▶ TASK PROMPT:
Search the records for "xlabel" and copy each line that holds it.

▶ MATERIAL FOR THIS EXERCISE:
━━━━

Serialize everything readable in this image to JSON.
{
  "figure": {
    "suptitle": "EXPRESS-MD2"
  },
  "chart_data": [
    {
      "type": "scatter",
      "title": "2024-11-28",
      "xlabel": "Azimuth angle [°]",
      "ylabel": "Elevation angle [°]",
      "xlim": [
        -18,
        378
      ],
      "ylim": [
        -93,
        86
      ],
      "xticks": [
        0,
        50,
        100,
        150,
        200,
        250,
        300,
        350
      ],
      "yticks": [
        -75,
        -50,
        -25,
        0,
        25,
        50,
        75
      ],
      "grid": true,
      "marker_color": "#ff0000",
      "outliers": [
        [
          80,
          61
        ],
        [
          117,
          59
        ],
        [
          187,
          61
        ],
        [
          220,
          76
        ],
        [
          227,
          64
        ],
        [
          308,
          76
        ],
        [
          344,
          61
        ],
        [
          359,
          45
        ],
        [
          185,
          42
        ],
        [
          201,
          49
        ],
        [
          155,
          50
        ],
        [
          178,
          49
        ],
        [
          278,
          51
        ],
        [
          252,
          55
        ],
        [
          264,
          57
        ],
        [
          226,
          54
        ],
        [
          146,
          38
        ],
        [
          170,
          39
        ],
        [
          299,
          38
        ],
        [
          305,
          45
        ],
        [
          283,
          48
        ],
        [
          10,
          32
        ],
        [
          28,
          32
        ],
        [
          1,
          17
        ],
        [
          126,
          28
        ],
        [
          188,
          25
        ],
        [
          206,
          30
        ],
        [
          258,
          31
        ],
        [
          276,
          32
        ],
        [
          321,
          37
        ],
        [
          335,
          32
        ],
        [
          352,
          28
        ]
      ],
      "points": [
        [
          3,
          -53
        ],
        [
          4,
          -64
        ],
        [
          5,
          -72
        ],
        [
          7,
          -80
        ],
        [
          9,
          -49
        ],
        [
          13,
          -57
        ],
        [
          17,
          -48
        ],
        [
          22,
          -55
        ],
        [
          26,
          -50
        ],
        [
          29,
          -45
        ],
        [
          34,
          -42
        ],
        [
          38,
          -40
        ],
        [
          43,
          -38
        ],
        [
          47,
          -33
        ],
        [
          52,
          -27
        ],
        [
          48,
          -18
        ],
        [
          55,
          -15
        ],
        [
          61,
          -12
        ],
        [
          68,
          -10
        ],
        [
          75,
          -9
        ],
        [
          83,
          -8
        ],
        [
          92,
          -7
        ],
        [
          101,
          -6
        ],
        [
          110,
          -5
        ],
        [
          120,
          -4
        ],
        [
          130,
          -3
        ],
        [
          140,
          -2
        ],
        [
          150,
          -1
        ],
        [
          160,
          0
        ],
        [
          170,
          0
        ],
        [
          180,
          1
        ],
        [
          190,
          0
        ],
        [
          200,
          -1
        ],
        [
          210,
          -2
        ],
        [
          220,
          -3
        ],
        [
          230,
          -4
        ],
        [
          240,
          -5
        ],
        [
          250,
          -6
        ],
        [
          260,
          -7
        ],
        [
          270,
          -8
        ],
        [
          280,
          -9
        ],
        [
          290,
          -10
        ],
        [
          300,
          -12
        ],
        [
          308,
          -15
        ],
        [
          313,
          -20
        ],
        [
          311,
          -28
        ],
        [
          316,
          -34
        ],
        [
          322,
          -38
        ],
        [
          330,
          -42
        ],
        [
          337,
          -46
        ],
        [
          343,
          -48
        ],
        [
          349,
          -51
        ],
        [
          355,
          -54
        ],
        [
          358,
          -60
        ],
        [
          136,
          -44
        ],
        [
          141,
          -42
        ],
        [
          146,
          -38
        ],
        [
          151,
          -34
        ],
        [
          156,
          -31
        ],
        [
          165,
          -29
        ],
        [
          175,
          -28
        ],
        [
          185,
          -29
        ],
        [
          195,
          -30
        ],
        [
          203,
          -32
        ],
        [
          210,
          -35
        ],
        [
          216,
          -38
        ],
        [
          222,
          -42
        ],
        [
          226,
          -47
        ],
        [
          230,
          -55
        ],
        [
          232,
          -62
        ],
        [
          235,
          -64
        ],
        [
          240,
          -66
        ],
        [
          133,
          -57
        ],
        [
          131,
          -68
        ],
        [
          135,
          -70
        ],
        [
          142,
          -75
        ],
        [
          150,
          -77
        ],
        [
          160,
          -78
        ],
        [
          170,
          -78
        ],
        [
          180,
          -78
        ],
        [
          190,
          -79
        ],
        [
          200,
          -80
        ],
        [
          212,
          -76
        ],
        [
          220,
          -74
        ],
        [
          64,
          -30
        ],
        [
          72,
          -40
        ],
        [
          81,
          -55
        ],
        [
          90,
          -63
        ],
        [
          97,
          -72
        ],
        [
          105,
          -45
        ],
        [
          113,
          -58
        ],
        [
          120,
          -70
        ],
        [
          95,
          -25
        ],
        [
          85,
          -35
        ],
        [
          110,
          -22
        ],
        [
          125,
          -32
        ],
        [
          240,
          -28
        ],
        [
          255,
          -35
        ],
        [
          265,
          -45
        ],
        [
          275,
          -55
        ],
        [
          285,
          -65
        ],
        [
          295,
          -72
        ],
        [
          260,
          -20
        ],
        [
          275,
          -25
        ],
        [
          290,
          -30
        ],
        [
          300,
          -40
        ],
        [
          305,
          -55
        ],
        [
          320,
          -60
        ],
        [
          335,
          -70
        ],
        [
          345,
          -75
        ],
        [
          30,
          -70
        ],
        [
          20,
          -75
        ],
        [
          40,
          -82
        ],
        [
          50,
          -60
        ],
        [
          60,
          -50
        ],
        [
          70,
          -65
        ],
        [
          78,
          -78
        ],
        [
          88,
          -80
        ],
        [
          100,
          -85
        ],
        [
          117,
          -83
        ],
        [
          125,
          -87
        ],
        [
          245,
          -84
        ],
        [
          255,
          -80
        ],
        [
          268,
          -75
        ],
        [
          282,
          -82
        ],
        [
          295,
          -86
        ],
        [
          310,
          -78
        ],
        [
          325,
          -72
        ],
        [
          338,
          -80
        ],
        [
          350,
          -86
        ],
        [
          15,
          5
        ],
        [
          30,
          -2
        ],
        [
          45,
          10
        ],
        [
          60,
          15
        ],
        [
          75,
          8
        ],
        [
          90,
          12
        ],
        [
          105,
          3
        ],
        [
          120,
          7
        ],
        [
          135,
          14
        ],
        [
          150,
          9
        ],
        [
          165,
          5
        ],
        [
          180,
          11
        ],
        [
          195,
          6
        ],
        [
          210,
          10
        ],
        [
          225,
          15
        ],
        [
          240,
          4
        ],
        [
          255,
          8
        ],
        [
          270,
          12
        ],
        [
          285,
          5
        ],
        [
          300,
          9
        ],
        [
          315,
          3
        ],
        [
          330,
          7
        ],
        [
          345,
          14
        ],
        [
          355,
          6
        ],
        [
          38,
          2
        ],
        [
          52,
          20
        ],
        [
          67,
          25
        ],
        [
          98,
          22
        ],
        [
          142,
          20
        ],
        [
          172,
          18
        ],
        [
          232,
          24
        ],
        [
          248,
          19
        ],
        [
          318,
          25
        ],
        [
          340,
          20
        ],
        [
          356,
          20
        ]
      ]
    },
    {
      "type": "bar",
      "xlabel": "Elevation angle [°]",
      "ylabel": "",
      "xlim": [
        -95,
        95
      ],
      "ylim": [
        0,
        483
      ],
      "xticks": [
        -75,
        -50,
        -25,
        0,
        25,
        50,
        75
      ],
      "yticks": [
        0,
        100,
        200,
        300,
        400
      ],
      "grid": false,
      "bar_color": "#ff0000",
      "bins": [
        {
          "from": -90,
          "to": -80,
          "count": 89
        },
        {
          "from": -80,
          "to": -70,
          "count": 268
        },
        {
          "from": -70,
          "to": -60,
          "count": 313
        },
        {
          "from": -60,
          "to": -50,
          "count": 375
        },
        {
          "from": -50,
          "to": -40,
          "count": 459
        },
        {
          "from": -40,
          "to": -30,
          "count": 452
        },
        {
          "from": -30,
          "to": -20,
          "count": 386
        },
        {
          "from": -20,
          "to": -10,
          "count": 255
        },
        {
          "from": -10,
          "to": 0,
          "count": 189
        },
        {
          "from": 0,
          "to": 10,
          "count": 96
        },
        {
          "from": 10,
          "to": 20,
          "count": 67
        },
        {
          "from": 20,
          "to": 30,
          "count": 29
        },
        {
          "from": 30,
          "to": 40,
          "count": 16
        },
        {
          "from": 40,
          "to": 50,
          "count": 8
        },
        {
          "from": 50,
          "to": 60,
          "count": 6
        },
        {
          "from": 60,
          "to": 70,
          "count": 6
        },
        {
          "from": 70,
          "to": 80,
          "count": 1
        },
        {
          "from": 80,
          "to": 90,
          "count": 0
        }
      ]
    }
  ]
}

━━━━

▶ EXERCISE SOLUTION:
      "xlabel": "Azimuth angle [°]",
      "xlabel": "Elevation angle [°]",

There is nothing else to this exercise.